§ Raw data:
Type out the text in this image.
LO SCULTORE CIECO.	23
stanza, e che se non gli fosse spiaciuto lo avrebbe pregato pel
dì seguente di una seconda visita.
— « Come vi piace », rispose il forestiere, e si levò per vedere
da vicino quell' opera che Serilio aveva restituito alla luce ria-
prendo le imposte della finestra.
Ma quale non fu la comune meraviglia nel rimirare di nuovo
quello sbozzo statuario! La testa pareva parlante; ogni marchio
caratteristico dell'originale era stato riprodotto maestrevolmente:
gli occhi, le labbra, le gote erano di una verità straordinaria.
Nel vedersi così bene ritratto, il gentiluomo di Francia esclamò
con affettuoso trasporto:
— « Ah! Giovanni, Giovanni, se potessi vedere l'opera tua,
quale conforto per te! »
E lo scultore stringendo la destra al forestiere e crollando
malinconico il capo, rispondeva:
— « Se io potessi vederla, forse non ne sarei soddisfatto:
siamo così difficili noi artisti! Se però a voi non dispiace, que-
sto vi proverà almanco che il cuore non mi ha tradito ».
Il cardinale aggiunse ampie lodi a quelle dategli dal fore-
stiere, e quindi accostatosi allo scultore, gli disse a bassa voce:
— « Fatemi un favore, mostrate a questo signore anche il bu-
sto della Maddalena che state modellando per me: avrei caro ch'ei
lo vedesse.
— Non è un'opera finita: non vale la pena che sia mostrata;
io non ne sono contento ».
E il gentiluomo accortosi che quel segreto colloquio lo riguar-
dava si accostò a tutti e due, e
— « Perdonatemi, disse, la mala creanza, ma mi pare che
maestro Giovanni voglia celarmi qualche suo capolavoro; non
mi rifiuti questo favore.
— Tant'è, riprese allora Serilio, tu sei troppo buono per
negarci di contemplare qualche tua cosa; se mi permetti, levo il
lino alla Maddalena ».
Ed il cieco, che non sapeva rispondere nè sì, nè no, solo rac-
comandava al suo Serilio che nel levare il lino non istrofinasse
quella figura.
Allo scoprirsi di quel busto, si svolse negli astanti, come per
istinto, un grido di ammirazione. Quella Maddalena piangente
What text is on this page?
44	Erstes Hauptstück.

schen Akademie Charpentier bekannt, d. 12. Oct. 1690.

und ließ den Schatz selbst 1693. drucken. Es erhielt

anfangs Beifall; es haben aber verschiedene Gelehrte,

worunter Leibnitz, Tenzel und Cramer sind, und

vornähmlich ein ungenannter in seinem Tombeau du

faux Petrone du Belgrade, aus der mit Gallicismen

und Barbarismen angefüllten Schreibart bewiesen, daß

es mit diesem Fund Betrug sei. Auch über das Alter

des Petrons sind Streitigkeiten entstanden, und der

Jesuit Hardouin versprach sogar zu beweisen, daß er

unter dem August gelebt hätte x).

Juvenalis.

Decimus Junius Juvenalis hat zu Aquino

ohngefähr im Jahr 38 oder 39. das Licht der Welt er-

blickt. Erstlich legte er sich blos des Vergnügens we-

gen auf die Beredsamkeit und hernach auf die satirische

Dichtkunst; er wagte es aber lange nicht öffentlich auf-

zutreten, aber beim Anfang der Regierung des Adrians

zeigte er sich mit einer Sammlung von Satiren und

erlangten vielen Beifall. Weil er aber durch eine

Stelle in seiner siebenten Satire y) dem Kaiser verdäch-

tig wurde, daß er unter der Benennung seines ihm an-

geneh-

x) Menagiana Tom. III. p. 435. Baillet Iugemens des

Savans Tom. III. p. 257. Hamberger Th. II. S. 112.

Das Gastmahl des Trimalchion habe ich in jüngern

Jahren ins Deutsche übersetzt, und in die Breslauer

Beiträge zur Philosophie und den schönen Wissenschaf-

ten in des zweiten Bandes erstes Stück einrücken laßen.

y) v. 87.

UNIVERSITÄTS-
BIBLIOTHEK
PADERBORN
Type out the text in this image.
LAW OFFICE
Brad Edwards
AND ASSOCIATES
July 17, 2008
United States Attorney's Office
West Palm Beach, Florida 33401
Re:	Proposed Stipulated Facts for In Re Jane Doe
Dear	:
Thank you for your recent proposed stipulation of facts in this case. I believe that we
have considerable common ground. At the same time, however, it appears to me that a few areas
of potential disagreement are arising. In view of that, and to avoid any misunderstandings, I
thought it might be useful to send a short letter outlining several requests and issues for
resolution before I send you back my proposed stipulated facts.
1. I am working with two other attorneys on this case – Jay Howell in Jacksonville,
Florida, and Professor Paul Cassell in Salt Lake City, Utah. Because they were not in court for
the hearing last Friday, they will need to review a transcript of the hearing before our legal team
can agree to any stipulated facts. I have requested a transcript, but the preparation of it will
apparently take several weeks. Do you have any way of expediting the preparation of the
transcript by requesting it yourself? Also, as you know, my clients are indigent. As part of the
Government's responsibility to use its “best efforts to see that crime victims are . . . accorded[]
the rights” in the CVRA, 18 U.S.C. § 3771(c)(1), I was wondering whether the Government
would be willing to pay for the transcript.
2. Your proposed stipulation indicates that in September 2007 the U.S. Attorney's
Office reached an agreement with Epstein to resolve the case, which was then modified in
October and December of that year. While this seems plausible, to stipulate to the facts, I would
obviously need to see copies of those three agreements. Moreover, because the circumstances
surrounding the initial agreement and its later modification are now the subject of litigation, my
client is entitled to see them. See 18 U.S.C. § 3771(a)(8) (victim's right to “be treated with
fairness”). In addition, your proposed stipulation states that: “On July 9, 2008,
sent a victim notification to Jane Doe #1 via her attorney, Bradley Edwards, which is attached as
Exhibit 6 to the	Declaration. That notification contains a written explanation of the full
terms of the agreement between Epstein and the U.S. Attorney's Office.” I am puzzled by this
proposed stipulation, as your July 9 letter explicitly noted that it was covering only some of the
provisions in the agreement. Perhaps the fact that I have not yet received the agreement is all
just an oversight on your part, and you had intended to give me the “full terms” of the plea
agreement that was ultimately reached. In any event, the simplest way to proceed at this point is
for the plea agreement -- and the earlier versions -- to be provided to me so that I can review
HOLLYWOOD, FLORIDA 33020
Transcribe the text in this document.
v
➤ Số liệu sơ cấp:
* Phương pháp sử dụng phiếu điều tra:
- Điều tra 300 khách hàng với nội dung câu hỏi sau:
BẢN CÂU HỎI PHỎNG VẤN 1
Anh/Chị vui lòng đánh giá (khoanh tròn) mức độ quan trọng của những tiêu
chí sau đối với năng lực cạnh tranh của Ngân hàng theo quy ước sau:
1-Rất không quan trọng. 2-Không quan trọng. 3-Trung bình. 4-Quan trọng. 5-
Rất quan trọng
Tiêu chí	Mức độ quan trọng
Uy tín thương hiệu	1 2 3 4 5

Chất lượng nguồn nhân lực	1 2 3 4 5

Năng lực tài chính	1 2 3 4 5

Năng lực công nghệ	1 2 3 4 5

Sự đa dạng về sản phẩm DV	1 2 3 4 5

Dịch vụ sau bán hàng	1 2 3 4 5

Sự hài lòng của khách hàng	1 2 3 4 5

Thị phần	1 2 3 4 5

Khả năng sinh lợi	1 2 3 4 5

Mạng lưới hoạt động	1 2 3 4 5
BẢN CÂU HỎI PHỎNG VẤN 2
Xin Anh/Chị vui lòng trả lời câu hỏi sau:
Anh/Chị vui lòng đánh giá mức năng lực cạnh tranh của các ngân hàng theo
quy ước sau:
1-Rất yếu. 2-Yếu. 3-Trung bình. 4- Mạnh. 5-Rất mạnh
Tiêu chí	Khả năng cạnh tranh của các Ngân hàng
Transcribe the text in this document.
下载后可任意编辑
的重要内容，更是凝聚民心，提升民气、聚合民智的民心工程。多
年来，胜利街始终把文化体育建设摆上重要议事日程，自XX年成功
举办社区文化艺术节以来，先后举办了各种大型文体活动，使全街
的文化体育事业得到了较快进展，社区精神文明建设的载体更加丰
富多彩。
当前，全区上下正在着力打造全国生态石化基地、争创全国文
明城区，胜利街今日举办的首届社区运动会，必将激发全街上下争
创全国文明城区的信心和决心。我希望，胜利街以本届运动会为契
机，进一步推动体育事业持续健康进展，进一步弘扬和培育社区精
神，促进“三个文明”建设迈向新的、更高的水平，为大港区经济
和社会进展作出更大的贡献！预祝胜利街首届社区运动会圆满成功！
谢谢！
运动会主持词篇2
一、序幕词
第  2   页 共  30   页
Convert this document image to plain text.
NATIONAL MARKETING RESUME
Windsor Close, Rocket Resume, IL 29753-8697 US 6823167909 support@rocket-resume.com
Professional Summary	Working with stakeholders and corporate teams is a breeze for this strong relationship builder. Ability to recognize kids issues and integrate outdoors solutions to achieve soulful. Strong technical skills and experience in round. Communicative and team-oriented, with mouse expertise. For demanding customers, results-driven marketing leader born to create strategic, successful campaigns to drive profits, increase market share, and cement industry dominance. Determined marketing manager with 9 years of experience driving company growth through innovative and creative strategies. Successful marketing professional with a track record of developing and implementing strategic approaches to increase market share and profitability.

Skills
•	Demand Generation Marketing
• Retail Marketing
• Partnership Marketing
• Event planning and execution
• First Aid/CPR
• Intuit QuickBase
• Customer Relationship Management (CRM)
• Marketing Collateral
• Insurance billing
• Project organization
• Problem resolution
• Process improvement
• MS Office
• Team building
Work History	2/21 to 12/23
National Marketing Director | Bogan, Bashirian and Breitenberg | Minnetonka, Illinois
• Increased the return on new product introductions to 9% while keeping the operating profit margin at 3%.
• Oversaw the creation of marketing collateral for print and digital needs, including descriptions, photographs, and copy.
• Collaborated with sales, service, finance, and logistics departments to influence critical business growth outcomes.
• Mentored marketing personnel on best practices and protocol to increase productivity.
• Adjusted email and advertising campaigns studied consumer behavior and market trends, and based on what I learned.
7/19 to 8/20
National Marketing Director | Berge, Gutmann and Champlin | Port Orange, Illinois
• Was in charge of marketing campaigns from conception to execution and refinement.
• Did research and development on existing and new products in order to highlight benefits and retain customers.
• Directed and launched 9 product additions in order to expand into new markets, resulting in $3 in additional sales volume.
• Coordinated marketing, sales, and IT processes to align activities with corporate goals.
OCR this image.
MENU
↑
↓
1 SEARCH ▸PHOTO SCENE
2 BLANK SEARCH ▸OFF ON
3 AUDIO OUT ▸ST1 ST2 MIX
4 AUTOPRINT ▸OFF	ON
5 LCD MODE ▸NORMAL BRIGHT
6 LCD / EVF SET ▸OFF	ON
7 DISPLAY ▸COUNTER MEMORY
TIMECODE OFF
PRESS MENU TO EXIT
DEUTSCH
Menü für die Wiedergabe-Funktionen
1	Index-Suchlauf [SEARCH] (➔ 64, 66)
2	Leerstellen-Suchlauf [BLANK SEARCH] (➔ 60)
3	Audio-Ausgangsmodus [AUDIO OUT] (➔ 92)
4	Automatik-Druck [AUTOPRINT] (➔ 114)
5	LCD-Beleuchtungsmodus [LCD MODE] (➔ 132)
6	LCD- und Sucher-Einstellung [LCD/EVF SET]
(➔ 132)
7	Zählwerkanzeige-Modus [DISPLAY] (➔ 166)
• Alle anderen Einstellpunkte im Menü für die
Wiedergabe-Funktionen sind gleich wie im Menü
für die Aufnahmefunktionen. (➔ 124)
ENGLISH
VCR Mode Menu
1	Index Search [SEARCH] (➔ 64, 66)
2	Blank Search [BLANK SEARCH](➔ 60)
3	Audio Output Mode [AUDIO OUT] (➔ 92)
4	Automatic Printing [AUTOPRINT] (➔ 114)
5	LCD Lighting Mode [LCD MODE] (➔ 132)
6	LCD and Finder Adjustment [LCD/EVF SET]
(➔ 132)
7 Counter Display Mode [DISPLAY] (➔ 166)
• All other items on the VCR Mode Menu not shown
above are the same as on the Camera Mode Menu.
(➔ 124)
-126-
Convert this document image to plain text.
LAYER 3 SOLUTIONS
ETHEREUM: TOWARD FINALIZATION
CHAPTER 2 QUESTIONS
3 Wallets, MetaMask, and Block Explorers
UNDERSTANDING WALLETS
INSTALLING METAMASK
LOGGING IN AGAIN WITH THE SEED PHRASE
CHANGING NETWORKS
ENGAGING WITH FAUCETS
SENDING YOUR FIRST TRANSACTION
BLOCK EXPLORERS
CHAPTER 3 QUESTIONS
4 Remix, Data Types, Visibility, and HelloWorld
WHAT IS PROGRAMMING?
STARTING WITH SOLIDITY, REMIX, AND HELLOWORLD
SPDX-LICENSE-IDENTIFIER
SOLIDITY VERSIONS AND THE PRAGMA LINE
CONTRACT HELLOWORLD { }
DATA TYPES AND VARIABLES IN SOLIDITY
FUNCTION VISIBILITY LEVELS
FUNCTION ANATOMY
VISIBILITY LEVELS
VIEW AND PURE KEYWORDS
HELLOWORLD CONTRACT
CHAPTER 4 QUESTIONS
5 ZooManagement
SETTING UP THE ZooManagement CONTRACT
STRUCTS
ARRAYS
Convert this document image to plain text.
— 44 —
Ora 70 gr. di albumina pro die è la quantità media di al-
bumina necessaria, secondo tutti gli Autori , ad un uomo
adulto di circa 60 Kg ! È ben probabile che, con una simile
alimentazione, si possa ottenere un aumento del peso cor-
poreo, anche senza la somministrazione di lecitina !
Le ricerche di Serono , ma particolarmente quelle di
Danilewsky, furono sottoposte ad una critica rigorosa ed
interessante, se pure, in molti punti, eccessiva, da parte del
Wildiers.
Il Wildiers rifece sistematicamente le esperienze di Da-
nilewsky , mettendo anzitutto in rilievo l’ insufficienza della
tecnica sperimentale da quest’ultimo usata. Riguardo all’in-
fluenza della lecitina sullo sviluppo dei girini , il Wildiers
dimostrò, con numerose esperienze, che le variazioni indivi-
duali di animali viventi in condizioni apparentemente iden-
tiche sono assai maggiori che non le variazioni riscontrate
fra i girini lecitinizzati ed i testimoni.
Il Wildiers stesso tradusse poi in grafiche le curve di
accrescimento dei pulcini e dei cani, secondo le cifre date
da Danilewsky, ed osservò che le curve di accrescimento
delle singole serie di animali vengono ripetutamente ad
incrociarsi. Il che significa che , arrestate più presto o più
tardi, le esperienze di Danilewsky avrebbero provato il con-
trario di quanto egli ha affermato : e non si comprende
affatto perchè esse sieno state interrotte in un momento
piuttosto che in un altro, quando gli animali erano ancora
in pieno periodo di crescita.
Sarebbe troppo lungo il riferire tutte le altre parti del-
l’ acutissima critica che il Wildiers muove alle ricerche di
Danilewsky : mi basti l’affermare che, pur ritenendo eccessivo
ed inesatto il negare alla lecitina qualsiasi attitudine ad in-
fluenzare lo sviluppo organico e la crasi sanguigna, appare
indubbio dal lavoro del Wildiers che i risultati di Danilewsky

§ What you will do: Go through the material and select each line with the string "Giovanni" in it.

§ Complete response:
— « Ah! Giovanni, Giovanni, se potessi vedere l'opera tua,
maestro Giovanni voglia celarmi qualche suo capolavoro; non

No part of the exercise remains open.